• **TASK BRIEF**:
Out of the lines below, please list those that hold the string "player".
— Start of INFORMATION GIVEN —
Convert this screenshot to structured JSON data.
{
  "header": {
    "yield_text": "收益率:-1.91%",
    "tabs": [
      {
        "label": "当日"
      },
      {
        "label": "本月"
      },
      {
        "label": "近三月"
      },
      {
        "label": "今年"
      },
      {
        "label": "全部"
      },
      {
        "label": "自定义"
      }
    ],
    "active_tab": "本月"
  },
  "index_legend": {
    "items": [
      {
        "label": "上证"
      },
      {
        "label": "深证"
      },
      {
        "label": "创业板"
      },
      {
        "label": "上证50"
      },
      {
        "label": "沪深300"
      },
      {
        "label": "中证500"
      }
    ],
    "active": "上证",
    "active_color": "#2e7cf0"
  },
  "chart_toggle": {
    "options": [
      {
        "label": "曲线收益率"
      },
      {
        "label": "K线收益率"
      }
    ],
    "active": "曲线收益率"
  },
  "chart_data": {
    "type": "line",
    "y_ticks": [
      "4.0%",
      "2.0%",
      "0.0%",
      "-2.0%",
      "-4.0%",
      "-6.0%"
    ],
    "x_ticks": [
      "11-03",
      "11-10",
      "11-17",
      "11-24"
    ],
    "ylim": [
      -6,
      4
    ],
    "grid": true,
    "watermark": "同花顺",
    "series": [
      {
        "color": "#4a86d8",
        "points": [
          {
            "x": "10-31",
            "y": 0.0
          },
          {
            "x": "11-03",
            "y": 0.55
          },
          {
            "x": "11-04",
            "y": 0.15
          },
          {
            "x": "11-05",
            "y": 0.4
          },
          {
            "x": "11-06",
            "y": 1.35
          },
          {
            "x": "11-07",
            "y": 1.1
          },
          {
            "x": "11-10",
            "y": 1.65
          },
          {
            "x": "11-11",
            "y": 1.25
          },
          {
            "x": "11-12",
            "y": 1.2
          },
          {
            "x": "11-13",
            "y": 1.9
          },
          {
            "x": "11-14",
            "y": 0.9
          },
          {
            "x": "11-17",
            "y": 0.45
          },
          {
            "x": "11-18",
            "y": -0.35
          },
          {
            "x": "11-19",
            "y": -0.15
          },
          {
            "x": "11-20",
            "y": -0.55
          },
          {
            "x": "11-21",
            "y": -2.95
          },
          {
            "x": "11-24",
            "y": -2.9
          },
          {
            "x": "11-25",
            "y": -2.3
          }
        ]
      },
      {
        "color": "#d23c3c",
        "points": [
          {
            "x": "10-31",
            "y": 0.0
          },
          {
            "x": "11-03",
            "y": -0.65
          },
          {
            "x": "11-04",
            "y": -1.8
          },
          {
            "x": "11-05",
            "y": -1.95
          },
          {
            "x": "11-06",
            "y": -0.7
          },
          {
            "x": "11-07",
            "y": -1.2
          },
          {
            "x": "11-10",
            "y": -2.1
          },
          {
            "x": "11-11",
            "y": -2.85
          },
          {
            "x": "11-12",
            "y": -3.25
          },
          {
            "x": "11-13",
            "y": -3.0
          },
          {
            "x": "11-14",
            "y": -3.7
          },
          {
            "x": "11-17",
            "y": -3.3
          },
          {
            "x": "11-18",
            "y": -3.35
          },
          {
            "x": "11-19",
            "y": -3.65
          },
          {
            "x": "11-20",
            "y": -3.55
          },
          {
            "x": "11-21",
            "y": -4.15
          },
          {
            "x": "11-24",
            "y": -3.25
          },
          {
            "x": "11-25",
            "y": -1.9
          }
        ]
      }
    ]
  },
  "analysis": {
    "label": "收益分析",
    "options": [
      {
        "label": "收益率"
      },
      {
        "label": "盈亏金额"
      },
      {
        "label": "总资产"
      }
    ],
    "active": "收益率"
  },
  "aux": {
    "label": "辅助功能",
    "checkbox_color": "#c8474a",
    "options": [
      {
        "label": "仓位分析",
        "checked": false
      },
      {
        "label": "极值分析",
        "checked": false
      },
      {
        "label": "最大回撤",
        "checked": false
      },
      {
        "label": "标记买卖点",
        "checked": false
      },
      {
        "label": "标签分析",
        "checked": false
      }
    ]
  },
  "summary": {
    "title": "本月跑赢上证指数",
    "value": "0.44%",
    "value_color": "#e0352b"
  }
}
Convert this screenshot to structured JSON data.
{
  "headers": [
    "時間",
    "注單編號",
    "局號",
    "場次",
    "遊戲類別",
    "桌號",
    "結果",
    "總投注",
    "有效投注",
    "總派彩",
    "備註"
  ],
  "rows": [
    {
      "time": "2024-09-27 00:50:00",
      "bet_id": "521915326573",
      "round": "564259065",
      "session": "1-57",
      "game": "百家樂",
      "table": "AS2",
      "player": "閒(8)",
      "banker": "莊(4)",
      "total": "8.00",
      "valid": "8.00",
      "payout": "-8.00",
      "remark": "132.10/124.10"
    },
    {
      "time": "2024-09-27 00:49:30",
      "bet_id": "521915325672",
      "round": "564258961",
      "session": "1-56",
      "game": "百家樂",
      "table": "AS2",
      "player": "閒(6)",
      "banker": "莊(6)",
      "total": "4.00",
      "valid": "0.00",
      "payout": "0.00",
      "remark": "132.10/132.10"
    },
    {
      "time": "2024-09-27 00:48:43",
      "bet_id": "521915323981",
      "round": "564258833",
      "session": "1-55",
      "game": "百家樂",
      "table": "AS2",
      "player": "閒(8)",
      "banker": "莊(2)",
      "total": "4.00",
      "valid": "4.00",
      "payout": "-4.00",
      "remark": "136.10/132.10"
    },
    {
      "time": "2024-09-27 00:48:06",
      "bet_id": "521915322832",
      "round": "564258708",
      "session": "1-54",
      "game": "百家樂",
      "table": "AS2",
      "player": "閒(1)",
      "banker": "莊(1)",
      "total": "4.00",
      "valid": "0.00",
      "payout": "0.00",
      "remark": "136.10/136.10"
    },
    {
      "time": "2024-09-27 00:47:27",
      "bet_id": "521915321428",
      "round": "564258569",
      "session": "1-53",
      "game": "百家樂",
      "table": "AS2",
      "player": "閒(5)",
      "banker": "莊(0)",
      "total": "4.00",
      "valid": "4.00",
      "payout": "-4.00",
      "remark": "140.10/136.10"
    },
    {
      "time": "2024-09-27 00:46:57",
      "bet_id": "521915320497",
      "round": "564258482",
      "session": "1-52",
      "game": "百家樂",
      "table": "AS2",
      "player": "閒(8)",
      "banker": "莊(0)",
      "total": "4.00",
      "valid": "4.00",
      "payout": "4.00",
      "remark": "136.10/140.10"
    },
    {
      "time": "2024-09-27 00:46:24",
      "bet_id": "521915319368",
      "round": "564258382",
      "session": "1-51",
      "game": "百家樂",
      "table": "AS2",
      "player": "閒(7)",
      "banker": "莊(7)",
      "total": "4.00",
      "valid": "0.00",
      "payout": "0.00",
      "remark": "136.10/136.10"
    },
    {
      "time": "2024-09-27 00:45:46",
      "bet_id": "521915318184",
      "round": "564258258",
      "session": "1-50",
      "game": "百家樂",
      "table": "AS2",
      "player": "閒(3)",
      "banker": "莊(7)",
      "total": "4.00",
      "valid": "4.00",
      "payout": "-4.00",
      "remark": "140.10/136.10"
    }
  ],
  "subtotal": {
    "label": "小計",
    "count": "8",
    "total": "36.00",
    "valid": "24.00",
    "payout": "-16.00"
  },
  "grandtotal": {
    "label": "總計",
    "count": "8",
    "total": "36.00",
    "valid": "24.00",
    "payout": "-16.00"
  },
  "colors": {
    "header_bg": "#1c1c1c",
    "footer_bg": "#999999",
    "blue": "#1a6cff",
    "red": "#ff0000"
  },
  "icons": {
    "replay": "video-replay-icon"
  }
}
— End of INFORMATION GIVEN —
• **EXPECTED ANSWER**:
      "player": "閒(8)",
      "player": "閒(6)",
      "player": "閒(8)",
      "player": "閒(1)",
      "player": "閒(5)",
      "player": "閒(8)",
      "player": "閒(7)",
      "player": "閒(3)",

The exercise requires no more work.